[Source data]
________________

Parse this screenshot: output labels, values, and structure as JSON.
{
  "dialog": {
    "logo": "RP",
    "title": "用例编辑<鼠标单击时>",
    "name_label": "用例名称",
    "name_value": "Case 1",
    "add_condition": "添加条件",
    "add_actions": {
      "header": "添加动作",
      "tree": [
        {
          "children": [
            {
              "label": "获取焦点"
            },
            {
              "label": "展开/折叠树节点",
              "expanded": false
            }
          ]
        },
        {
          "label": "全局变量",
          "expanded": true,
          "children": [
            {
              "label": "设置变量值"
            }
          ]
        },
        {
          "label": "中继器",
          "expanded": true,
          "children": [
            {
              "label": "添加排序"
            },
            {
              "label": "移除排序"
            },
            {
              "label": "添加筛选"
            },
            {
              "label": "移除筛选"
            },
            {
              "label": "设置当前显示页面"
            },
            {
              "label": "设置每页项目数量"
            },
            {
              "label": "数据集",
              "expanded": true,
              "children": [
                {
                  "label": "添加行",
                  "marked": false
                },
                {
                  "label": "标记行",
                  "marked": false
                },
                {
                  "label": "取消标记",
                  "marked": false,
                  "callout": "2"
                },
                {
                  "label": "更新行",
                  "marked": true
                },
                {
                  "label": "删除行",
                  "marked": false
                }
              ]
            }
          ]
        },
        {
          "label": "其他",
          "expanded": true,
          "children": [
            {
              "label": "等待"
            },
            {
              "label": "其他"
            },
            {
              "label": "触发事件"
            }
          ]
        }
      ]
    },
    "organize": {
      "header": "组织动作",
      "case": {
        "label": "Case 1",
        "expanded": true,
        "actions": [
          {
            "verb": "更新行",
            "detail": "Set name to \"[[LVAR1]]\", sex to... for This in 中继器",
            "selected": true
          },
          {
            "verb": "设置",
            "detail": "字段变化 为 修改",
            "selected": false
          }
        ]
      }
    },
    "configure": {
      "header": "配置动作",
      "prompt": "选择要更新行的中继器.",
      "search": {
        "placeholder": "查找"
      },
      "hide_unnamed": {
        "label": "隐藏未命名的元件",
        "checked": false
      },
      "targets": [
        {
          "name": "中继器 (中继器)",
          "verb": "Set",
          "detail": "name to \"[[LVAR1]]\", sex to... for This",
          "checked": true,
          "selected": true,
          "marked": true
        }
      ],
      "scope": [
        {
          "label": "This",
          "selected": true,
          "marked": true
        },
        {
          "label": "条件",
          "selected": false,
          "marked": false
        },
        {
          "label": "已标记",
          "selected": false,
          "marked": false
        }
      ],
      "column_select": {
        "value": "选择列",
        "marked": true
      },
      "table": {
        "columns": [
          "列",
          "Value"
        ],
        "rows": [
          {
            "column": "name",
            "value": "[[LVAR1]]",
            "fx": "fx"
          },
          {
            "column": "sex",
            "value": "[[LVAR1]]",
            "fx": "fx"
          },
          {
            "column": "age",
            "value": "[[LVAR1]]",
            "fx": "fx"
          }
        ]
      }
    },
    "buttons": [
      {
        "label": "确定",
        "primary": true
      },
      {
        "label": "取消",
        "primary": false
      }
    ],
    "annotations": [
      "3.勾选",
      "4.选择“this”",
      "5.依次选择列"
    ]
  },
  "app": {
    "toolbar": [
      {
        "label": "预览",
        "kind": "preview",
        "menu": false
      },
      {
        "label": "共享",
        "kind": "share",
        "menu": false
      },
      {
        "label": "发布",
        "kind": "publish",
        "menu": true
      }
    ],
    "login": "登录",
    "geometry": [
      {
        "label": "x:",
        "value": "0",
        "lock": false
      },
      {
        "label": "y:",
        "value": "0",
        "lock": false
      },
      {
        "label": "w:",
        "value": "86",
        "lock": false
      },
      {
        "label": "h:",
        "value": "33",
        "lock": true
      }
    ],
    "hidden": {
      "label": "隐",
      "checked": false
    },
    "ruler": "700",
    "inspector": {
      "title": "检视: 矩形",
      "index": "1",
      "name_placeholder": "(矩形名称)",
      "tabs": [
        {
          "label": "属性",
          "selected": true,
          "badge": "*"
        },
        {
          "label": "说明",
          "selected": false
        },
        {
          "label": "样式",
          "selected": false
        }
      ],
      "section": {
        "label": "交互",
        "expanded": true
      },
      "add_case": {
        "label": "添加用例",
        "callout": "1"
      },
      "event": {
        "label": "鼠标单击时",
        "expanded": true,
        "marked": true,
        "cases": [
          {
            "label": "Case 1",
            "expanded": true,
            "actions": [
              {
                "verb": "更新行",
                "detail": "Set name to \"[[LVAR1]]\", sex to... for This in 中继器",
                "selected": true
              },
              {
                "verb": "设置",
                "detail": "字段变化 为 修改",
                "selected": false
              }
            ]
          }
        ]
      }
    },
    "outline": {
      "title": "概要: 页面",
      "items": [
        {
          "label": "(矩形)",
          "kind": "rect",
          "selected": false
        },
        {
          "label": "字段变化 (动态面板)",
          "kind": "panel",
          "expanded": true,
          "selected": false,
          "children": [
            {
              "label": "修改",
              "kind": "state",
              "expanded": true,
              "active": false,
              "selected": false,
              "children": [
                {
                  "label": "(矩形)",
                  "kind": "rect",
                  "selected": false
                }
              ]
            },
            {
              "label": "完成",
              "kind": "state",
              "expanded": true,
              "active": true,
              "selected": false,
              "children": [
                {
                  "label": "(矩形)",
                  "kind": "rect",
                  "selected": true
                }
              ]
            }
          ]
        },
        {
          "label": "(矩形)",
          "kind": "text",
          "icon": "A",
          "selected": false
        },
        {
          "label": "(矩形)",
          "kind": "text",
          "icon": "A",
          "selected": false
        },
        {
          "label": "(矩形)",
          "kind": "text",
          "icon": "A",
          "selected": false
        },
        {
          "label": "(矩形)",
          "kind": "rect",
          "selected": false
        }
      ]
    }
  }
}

________________

#### [Set exercise]
Pull out all lines in the data above that include "title".

#### [Answer for this exercise]
    "title": "用例编辑<鼠标单击时>",
      "title": "检视: 矩形",
      "title": "概要: 页面",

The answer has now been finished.